Exercise brief ->
Reproduce every entry exactly and leave its pictures out.

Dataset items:
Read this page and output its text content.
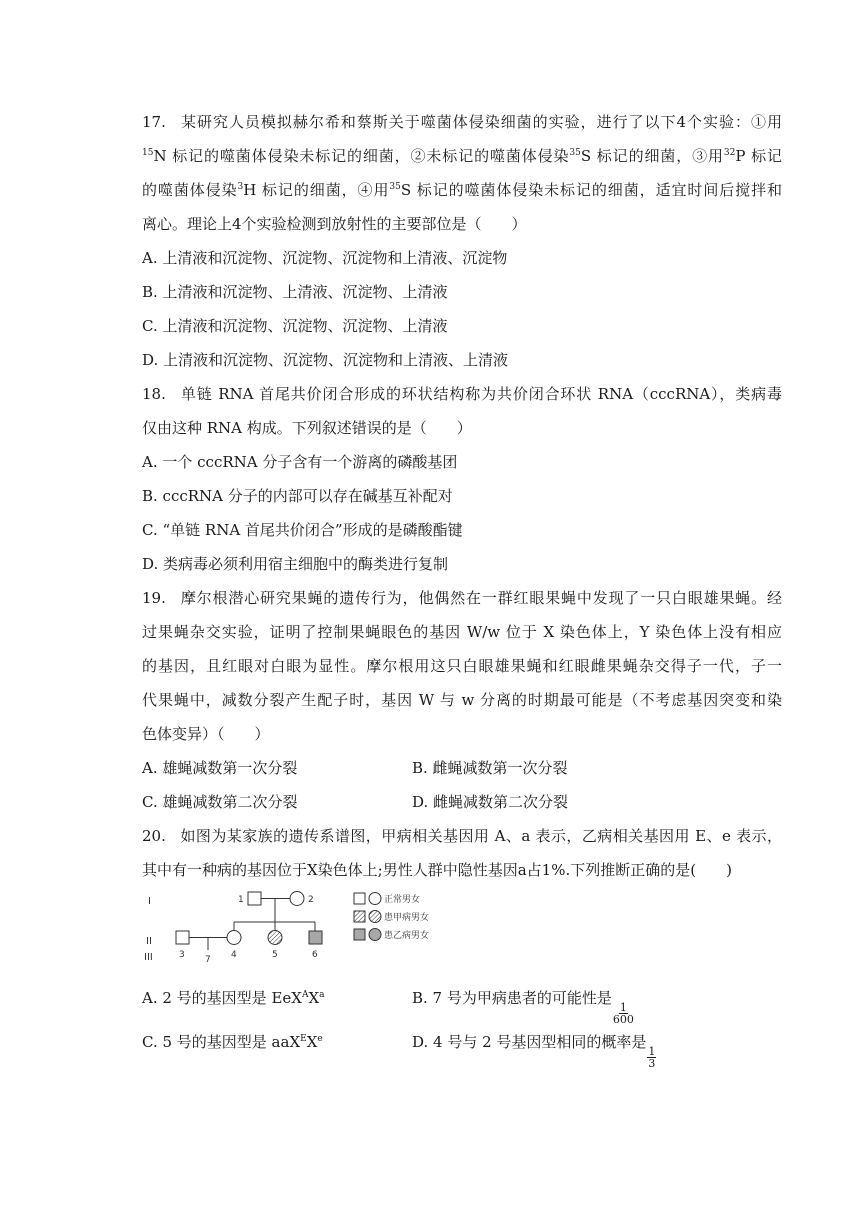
17. 某研究人员模拟赫尔希和蔡斯关于噬菌体侵染细菌的实验，进行了以下4个实验：①用
$^{15}$N 标记的噬菌体侵染未标记的细菌，②未标记的噬菌体侵染$^{35}$S 标记的细菌，③用$^{32}$P 标记
的噬菌体侵染$^3$H 标记的细菌，④用$^{35}$S 标记的噬菌体侵染未标记的细菌，适宜时间后搅拌和
离心。理论上4个实验检测到放射性的主要部位是（　　）
A. 上清液和沉淀物、沉淀物、沉淀物和上清液、沉淀物
B. 上清液和沉淀物、上清液、沉淀物、上清液
C. 上清液和沉淀物、沉淀物、沉淀物、上清液
D. 上清液和沉淀物、沉淀物、沉淀物和上清液、上清液
18. 单链 RNA 首尾共价闭合形成的环状结构称为共价闭合环状 RNA（cccRNA），类病毒
仅由这种 RNA 构成。下列叙述错误的是（　　）
A. 一个 cccRNA 分子含有一个游离的磷酸基团
B. cccRNA 分子的内部可以存在碱基互补配对
C. “单链 RNA 首尾共价闭合”形成的是磷酸酯键
D. 类病毒必须利用宿主细胞中的酶类进行复制
19. 摩尔根潜心研究果蝇的遗传行为，他偶然在一群红眼果蝇中发现了一只白眼雄果蝇。经
过果蝇杂交实验，证明了控制果蝇眼色的基因 W/w 位于 X 染色体上，Y 染色体上没有相应
的基因，且红眼对白眼为显性。摩尔根用这只白眼雄果蝇和红眼雌果蝇杂交得子一代，子一
代果蝇中，减数分裂产生配子时，基因 W 与 w 分离的时期最可能是（不考虑基因突变和染
色体变异）（　　）
A. 雄蝇减数第一次分裂	B. 雌蝇减数第一次分裂
C. 雄蝇减数第二次分裂	D. 雌蝇减数第二次分裂
20. 如图为某家族的遗传系谱图，甲病相关基因用 A、a 表示，乙病相关基因用 E、e 表示，
其中有一种病的基因位于X染色体上;男性人群中隐性基因a占1%.下列推断正确的是(　　)
I
II
III
1	2
3 7 4	5	6
正常男女
患甲病男女
患乙病男女
A. 2 号的基因型是 $EeX^AX^a$	B. 7 号为甲病患者的可能性是
$\frac{1}{600}$
C. 5 号的基因型是 aaX$^E$Xe	D. 4 号与 2 号基因型相同的概率是
$\frac{1}{3}$
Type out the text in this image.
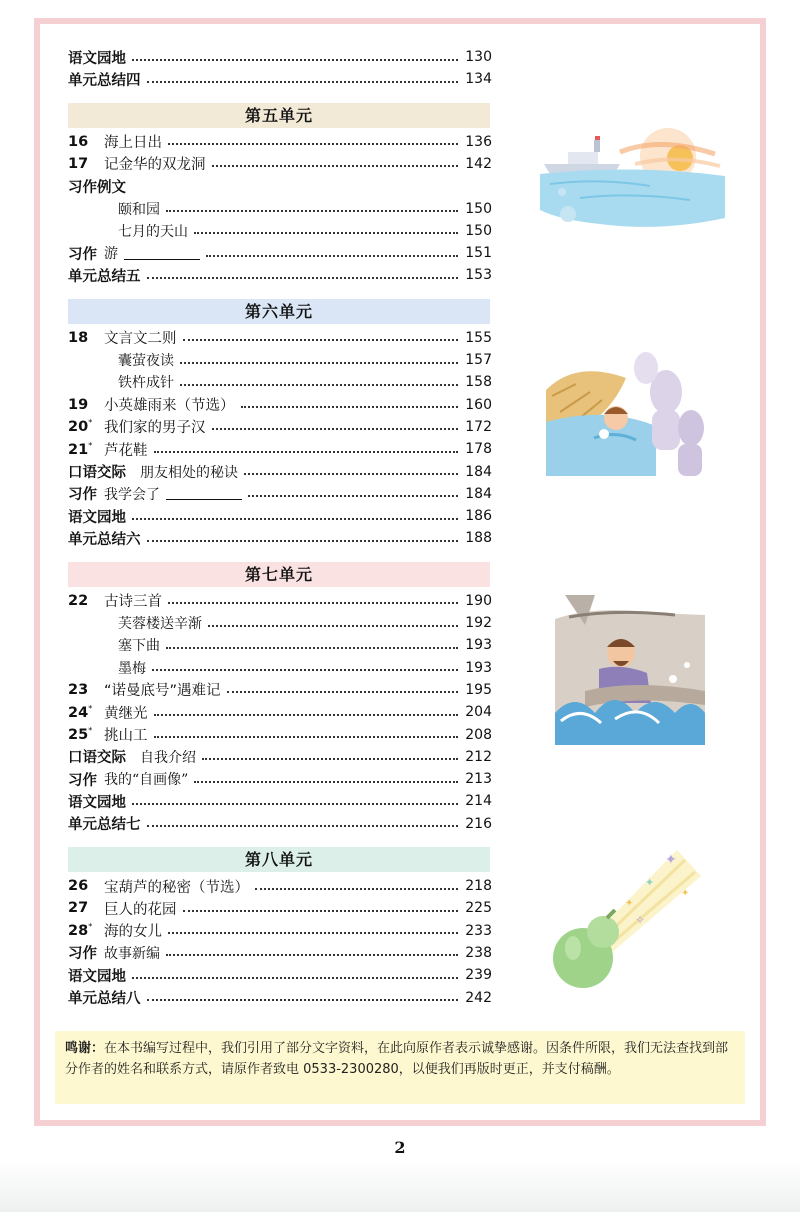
语文园地	130
单元总结四	134
第五单元
16	海上日出	136
17	记金华的双龙洞	142
习作例文
颐和园	150
七月的天山	150
习作 游	151
单元总结五	153
第六单元
18	文言文二则	155
囊萤夜读	157
铁杵成针	158
19	小英雄雨来（节选）	160
20* 我们家的男子汉	172
21* 芦花鞋	178
口语交际 朋友相处的秘诀	184
习作 我学会了	184
语文园地	186
单元总结六	188
第七单元
22	古诗三首	190
芙蓉楼送辛渐	192
塞下曲	193
墨梅	193
23	“诺曼底号”遇难记	195
24* 黄继光	204
25* 挑山工	208
口语交际 自我介绍	212
习作 我的“自画像”	213
语文园地	214
单元总结七	216
第八单元
26	宝葫芦的秘密（节选）	218
27	巨人的花园	225
28* 海的女儿	233
习作 故事新编	238
语文园地	239
单元总结八	242
✦
✦
✦
✦
✧
鸣谢：在本书编写过程中，我们引用了部分文字资料，在此向原作者表示诚挚感谢。因条件所限，我们无法查找到部分作者的姓名和联系方式，请原作者致电 0533-2300280，以便我们再版时更正，并支付稿酬。
2
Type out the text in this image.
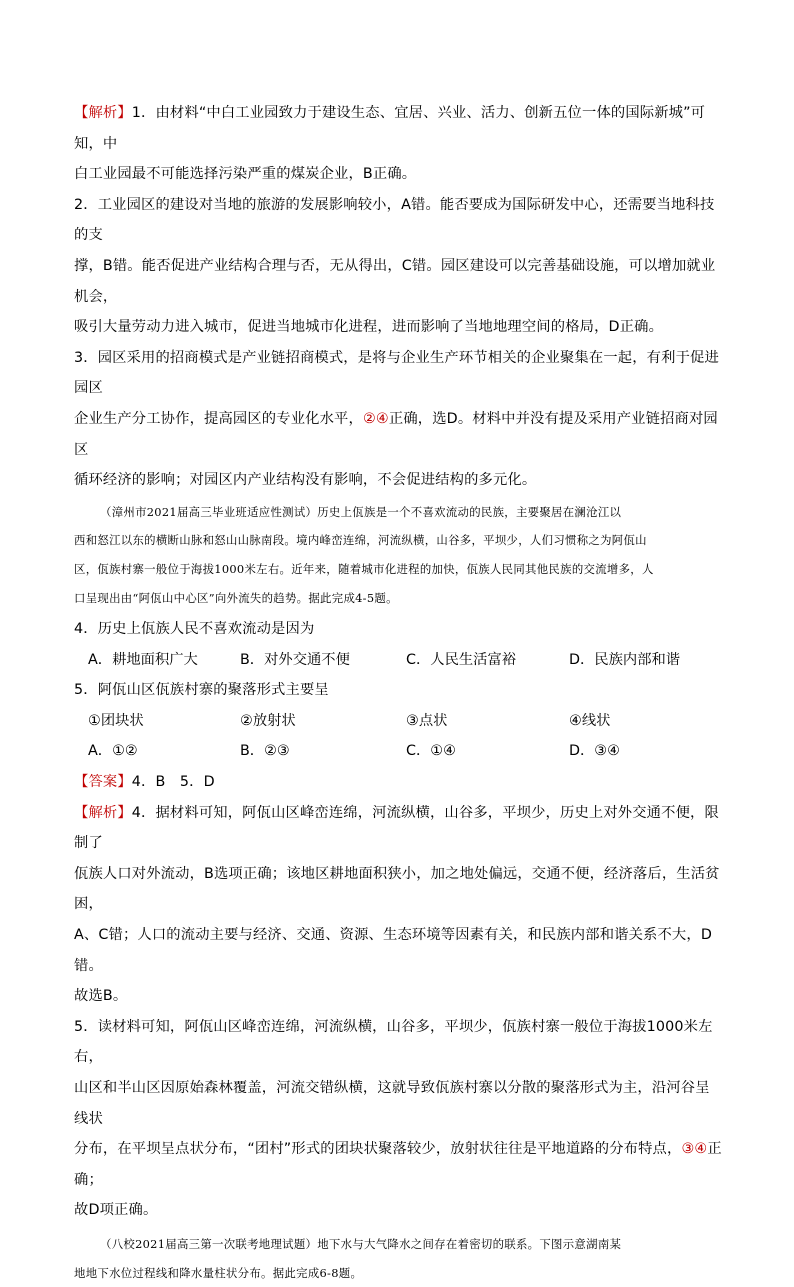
【解析】1．由材料“中白工业园致力于建设生态、宜居、兴业、活力、创新五位一体的国际新城”可知，中

白工业园最不可能选择污染严重的煤炭企业，B正确。

2．工业园区的建设对当地的旅游的发展影响较小，A错。能否要成为国际研发中心，还需要当地科技的支

撑，B错。能否促进产业结构合理与否，无从得出，C错。园区建设可以完善基础设施，可以增加就业机会，

吸引大量劳动力进入城市，促进当地城市化进程，进而影响了当地地理空间的格局，D正确。

3．园区采用的招商模式是产业链招商模式，是将与企业生产环节相关的企业聚集在一起，有利于促进园区

企业生产分工协作，提高园区的专业化水平，②④正确，选D。材料中并没有提及采用产业链招商对园区

循环经济的影响；对园区内产业结构没有影响，不会促进结构的多元化。

（漳州市2021届高三毕业班适应性测试）历史上佤族是一个不喜欢流动的民族，主要聚居在澜沧江以

西和怒江以东的横断山脉和怒山山脉南段。境内峰峦连绵，河流纵横，山谷多，平坝少，人们习惯称之为阿佤山

区，佤族村寨一般位于海拔1000米左右。近年来，随着城市化进程的加快，佤族人民同其他民族的交流增多，人

口呈现出由“阿佤山中心区”向外流失的趋势。据此完成4-5题。

4．历史上佤族人民不喜欢流动是因为

A．耕地面积广大	B．对外交通不便	C．人民生活富裕	D．民族内部和谐

5．阿佤山区佤族村寨的聚落形式主要呈

①团块状	②放射状	③点状	④线状
A．①②	B．②③	C．①④	D．③④

【答案】4．B　5．D

【解析】4．据材料可知，阿佤山区峰峦连绵，河流纵横，山谷多，平坝少，历史上对外交通不便，限制了

佤族人口对外流动，B选项正确；该地区耕地面积狭小，加之地处偏远，交通不便，经济落后，生活贫困，

A、C错；人口的流动主要与经济、交通、资源、生态环境等因素有关，和民族内部和谐关系不大，D错。

故选B。

5．读材料可知，阿佤山区峰峦连绵，河流纵横，山谷多，平坝少，佤族村寨一般位于海拔1000米左右，

山区和半山区因原始森林覆盖，河流交错纵横，这就导致佤族村寨以分散的聚落形式为主，沿河谷呈线状

分布，在平坝呈点状分布，“团村”形式的团块状聚落较少，放射状往往是平地道路的分布特点，③④正确；

故D项正确。

（八校2021届高三第一次联考地理试题）地下水与大气降水之间存在着密切的联系。下图示意湖南某

地地下水位过程线和降水量柱状分布。据此完成6-8题。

Reply to the task ->
Read this page and output its text content.
17. 某研究人员模拟赫尔希和蔡斯关于噬菌体侵染细菌的实验，进行了以下4个实验：①用
$^{15}$N 标记的噬菌体侵染未标记的细菌，②未标记的噬菌体侵染$^{35}$S 标记的细菌，③用$^{32}$P 标记
的噬菌体侵染$^3$H 标记的细菌，④用$^{35}$S 标记的噬菌体侵染未标记的细菌，适宜时间后搅拌和
离心。理论上4个实验检测到放射性的主要部位是（　　）
A. 上清液和沉淀物、沉淀物、沉淀物和上清液、沉淀物
B. 上清液和沉淀物、上清液、沉淀物、上清液
C. 上清液和沉淀物、沉淀物、沉淀物、上清液
D. 上清液和沉淀物、沉淀物、沉淀物和上清液、上清液
18. 单链 RNA 首尾共价闭合形成的环状结构称为共价闭合环状 RNA（cccRNA），类病毒
仅由这种 RNA 构成。下列叙述错误的是（　　）
A. 一个 cccRNA 分子含有一个游离的磷酸基团
B. cccRNA 分子的内部可以存在碱基互补配对
C. “单链 RNA 首尾共价闭合”形成的是磷酸酯键
D. 类病毒必须利用宿主细胞中的酶类进行复制
19. 摩尔根潜心研究果蝇的遗传行为，他偶然在一群红眼果蝇中发现了一只白眼雄果蝇。经
过果蝇杂交实验，证明了控制果蝇眼色的基因 W/w 位于 X 染色体上，Y 染色体上没有相应
的基因，且红眼对白眼为显性。摩尔根用这只白眼雄果蝇和红眼雌果蝇杂交得子一代，子一
代果蝇中，减数分裂产生配子时，基因 W 与 w 分离的时期最可能是（不考虑基因突变和染
色体变异）（　　）
A. 雄蝇减数第一次分裂	B. 雌蝇减数第一次分裂
C. 雄蝇减数第二次分裂	D. 雌蝇减数第二次分裂
20. 如图为某家族的遗传系谱图，甲病相关基因用 A、a 表示，乙病相关基因用 E、e 表示，
其中有一种病的基因位于X染色体上;男性人群中隐性基因a占1%.下列推断正确的是(　　)
I
II
III
1	2
3 7 4	5	6
正常男女
患甲病男女
患乙病男女
A. 2 号的基因型是 $EeX^AX^a$	B. 7 号为甲病患者的可能性是
$\frac{1}{600}$
C. 5 号的基因型是 aaX$^E$Xe	D. 4 号与 2 号基因型相同的概率是
$\frac{1}{3}$
Type out the text in this image.
语文园地	130
单元总结四	134
第五单元
16	海上日出	136
17	记金华的双龙洞	142
习作例文
颐和园	150
七月的天山	150
习作 游	151
单元总结五	153
第六单元
18	文言文二则	155
囊萤夜读	157
铁杵成针	158
19	小英雄雨来（节选）	160
20* 我们家的男子汉	172
21* 芦花鞋	178
口语交际 朋友相处的秘诀	184
习作 我学会了	184
语文园地	186
单元总结六	188
第七单元
22	古诗三首	190
芙蓉楼送辛渐	192
塞下曲	193
墨梅	193
23	“诺曼底号”遇难记	195
24* 黄继光	204
25* 挑山工	208
口语交际 自我介绍	212
习作 我的“自画像”	213
语文园地	214
单元总结七	216
第八单元
26	宝葫芦的秘密（节选）	218
27	巨人的花园	225
28* 海的女儿	233
习作 故事新编	238
语文园地	239
单元总结八	242
✦
✦
✦
✦
✧
鸣谢：在本书编写过程中，我们引用了部分文字资料，在此向原作者表示诚挚感谢。因条件所限，我们无法查找到部分作者的姓名和联系方式，请原作者致电 0533-2300280，以便我们再版时更正，并支付稿酬。
2
Type out the text in this image.
【解析】1．由材料“中白工业园致力于建设生态、宜居、兴业、活力、创新五位一体的国际新城”可知，中

白工业园最不可能选择污染严重的煤炭企业，B正确。

2．工业园区的建设对当地的旅游的发展影响较小，A错。能否要成为国际研发中心，还需要当地科技的支

撑，B错。能否促进产业结构合理与否，无从得出，C错。园区建设可以完善基础设施，可以增加就业机会，

吸引大量劳动力进入城市，促进当地城市化进程，进而影响了当地地理空间的格局，D正确。

3．园区采用的招商模式是产业链招商模式，是将与企业生产环节相关的企业聚集在一起，有利于促进园区

企业生产分工协作，提高园区的专业化水平，②④正确，选D。材料中并没有提及采用产业链招商对园区

循环经济的影响；对园区内产业结构没有影响，不会促进结构的多元化。

（漳州市2021届高三毕业班适应性测试）历史上佤族是一个不喜欢流动的民族，主要聚居在澜沧江以

西和怒江以东的横断山脉和怒山山脉南段。境内峰峦连绵，河流纵横，山谷多，平坝少，人们习惯称之为阿佤山

区，佤族村寨一般位于海拔1000米左右。近年来，随着城市化进程的加快，佤族人民同其他民族的交流增多，人

口呈现出由“阿佤山中心区”向外流失的趋势。据此完成4-5题。

4．历史上佤族人民不喜欢流动是因为

A．耕地面积广大	B．对外交通不便	C．人民生活富裕	D．民族内部和谐

5．阿佤山区佤族村寨的聚落形式主要呈

①团块状	②放射状	③点状	④线状
A．①②	B．②③	C．①④	D．③④

【答案】4．B　5．D

【解析】4．据材料可知，阿佤山区峰峦连绵，河流纵横，山谷多，平坝少，历史上对外交通不便，限制了

佤族人口对外流动，B选项正确；该地区耕地面积狭小，加之地处偏远，交通不便，经济落后，生活贫困，

A、C错；人口的流动主要与经济、交通、资源、生态环境等因素有关，和民族内部和谐关系不大，D错。

故选B。

5．读材料可知，阿佤山区峰峦连绵，河流纵横，山谷多，平坝少，佤族村寨一般位于海拔1000米左右，

山区和半山区因原始森林覆盖，河流交错纵横，这就导致佤族村寨以分散的聚落形式为主，沿河谷呈线状

分布，在平坝呈点状分布，“团村”形式的团块状聚落较少，放射状往往是平地道路的分布特点，③④正确；

故D项正确。

（八校2021届高三第一次联考地理试题）地下水与大气降水之间存在着密切的联系。下图示意湖南某

地地下水位过程线和降水量柱状分布。据此完成6-8题。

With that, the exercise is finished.